┌─ RECORDS PROVIDED
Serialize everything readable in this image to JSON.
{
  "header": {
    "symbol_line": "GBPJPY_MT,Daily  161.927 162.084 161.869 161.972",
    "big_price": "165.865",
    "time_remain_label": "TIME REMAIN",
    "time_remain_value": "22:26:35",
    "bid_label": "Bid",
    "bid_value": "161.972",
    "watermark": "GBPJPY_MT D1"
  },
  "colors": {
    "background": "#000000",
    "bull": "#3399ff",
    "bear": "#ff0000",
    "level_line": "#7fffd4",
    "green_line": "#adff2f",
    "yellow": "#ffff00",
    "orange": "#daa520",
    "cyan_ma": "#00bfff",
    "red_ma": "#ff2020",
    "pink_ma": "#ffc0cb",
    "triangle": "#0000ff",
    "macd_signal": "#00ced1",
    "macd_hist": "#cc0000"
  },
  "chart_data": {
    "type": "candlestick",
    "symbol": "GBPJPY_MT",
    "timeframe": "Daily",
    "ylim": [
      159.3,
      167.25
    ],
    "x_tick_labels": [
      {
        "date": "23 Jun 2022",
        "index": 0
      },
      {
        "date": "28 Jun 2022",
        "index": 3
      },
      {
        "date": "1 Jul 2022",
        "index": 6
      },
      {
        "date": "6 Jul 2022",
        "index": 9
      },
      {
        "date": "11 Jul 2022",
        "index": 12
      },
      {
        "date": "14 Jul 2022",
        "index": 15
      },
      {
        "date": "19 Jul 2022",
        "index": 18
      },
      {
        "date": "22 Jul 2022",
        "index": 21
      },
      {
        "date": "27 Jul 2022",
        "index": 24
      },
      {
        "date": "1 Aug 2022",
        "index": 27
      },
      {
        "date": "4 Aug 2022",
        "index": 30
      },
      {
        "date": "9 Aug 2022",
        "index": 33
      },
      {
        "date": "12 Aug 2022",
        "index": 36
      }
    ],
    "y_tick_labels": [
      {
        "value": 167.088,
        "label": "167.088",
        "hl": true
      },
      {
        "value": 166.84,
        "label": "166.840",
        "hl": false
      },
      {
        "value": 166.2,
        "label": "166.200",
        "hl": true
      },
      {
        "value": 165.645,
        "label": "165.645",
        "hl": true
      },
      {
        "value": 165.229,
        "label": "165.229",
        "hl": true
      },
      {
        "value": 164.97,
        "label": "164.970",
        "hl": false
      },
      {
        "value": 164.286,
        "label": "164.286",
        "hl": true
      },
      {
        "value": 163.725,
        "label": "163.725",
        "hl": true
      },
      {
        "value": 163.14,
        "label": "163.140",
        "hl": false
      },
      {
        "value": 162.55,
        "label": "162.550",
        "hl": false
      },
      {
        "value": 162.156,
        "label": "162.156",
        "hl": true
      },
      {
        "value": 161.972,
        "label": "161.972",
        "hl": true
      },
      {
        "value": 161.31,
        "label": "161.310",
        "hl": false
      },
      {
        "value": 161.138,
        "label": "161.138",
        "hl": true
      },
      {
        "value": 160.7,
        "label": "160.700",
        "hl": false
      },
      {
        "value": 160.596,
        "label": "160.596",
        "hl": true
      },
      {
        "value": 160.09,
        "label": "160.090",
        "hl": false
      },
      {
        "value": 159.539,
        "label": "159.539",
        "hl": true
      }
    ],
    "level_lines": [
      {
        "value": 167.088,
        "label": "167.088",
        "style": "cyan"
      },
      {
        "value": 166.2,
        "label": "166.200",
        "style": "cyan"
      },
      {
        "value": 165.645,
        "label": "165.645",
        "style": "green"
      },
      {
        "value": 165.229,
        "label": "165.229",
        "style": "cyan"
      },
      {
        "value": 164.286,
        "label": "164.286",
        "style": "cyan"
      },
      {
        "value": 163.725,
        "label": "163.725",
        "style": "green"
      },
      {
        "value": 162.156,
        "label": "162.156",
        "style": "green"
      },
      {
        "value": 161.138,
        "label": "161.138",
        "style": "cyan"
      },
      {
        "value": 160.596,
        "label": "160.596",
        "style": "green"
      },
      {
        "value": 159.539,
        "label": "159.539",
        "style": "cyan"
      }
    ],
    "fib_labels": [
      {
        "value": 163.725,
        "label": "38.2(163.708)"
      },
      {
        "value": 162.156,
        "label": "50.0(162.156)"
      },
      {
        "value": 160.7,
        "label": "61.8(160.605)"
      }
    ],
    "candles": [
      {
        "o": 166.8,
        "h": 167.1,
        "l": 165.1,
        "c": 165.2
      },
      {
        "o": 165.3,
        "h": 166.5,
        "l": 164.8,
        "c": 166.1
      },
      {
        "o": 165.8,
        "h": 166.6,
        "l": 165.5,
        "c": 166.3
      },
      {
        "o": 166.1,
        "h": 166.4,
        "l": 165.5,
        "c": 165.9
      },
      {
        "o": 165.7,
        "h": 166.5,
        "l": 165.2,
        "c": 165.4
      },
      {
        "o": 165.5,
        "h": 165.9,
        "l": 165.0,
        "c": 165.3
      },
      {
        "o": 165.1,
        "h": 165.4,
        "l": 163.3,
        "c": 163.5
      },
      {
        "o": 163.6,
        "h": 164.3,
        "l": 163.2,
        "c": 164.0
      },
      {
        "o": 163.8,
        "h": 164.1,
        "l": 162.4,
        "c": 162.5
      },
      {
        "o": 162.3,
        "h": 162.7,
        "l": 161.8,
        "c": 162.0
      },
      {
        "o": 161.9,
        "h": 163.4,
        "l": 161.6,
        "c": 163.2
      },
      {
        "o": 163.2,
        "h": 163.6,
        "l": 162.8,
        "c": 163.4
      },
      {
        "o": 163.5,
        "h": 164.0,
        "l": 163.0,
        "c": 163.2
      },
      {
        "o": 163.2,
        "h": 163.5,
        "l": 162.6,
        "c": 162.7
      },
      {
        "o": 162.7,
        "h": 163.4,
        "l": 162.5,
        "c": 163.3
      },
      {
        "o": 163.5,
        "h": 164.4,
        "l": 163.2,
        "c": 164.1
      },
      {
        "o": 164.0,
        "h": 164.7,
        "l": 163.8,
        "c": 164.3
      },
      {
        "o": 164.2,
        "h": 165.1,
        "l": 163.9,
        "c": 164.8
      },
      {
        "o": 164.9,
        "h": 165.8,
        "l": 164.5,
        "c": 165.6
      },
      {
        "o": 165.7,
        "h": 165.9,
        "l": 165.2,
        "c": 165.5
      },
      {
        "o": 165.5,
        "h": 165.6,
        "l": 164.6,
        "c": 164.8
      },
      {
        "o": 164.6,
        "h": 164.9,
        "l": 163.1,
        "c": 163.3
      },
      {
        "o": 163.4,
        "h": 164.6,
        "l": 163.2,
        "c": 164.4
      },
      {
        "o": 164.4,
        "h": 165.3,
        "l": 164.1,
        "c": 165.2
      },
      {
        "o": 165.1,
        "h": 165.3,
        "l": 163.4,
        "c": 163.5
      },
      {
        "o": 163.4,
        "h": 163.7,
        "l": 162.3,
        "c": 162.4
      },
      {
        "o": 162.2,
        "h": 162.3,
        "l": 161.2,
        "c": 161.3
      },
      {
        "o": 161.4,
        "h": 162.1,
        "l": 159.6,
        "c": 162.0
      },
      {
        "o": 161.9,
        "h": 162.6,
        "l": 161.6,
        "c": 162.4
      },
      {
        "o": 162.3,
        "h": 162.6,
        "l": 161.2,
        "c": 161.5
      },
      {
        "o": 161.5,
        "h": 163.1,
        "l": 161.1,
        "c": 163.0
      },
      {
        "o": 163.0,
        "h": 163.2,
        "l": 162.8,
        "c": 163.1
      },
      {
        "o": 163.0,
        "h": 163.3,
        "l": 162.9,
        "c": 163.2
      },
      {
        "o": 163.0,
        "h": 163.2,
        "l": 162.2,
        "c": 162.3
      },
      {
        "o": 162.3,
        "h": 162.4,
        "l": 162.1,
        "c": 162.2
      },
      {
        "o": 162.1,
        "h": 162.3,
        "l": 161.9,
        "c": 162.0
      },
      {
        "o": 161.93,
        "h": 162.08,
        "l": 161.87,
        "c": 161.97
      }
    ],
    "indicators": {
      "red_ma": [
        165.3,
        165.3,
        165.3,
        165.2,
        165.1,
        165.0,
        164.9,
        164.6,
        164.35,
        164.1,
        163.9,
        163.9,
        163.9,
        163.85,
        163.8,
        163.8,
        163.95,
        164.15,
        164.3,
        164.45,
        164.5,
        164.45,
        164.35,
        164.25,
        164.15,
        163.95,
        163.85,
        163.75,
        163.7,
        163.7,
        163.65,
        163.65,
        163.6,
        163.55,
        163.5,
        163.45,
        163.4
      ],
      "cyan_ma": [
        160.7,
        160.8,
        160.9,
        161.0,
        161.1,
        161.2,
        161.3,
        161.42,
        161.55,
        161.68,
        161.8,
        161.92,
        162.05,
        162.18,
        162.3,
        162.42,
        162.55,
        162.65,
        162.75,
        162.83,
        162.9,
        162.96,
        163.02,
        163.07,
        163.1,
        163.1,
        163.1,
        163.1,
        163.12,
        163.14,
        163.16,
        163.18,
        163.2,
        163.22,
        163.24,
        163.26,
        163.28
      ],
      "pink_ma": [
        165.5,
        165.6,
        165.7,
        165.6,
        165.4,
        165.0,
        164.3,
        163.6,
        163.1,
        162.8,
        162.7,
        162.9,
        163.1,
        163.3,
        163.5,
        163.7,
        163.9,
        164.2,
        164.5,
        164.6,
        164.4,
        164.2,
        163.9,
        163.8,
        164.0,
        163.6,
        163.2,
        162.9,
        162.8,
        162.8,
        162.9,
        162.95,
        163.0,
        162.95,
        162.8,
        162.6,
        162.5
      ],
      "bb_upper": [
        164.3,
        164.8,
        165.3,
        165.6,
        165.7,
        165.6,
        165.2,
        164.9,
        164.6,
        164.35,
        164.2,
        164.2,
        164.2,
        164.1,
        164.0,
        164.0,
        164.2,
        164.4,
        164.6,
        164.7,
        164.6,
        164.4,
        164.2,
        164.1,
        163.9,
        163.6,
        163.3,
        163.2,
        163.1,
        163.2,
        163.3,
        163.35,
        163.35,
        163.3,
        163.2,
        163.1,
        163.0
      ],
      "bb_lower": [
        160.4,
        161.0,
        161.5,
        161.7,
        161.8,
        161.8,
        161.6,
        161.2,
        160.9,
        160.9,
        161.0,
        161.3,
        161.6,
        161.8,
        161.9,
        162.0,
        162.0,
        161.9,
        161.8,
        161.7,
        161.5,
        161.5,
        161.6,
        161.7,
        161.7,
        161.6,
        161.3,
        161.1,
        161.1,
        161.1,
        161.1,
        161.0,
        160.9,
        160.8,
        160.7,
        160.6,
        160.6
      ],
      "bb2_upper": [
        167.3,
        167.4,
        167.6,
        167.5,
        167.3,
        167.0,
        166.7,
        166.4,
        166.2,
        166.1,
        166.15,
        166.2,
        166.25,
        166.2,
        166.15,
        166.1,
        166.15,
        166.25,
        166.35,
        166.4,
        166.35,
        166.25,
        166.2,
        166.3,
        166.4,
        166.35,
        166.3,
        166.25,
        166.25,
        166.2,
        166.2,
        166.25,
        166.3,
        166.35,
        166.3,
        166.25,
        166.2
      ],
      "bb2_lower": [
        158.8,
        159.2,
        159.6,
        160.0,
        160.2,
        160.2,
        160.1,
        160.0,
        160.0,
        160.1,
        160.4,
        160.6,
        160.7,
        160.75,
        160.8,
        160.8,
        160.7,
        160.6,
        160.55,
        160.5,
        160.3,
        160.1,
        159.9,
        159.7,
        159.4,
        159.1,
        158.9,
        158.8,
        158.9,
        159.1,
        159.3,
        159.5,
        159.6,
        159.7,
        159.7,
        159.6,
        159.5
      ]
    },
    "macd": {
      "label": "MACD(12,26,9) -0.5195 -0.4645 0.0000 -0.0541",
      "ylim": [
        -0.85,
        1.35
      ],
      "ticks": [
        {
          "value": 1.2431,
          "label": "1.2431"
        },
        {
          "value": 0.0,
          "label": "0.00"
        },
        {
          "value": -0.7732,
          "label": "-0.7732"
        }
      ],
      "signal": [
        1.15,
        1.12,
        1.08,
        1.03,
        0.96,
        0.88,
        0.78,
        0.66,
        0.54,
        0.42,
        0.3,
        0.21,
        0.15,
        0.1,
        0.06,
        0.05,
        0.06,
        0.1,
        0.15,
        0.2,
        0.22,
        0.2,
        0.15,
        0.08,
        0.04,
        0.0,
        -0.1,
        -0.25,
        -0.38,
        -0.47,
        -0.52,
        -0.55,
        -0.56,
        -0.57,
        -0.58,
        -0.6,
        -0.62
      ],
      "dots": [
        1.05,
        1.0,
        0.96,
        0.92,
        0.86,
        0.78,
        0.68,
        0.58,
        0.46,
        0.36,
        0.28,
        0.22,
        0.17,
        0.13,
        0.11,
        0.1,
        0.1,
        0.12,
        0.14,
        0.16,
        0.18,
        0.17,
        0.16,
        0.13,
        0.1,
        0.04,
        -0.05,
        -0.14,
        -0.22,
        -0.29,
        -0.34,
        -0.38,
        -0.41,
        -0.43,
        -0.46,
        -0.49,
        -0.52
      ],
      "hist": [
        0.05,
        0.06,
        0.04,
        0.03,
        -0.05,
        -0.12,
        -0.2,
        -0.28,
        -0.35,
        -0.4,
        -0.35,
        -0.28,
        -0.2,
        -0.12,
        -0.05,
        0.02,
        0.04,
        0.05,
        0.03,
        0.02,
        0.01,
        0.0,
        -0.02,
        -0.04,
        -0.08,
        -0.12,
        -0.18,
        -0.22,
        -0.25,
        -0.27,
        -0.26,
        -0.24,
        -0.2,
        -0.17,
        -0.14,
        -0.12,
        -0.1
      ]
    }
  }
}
└─
[WRITTEN REQUEST]
Track down all lines above with the string "Daily" and copy them.

[THE ANSWER]
    "symbol_line": "GBPJPY_MT,Daily  161.927 162.084 161.869 161.972",
    "timeframe": "Daily",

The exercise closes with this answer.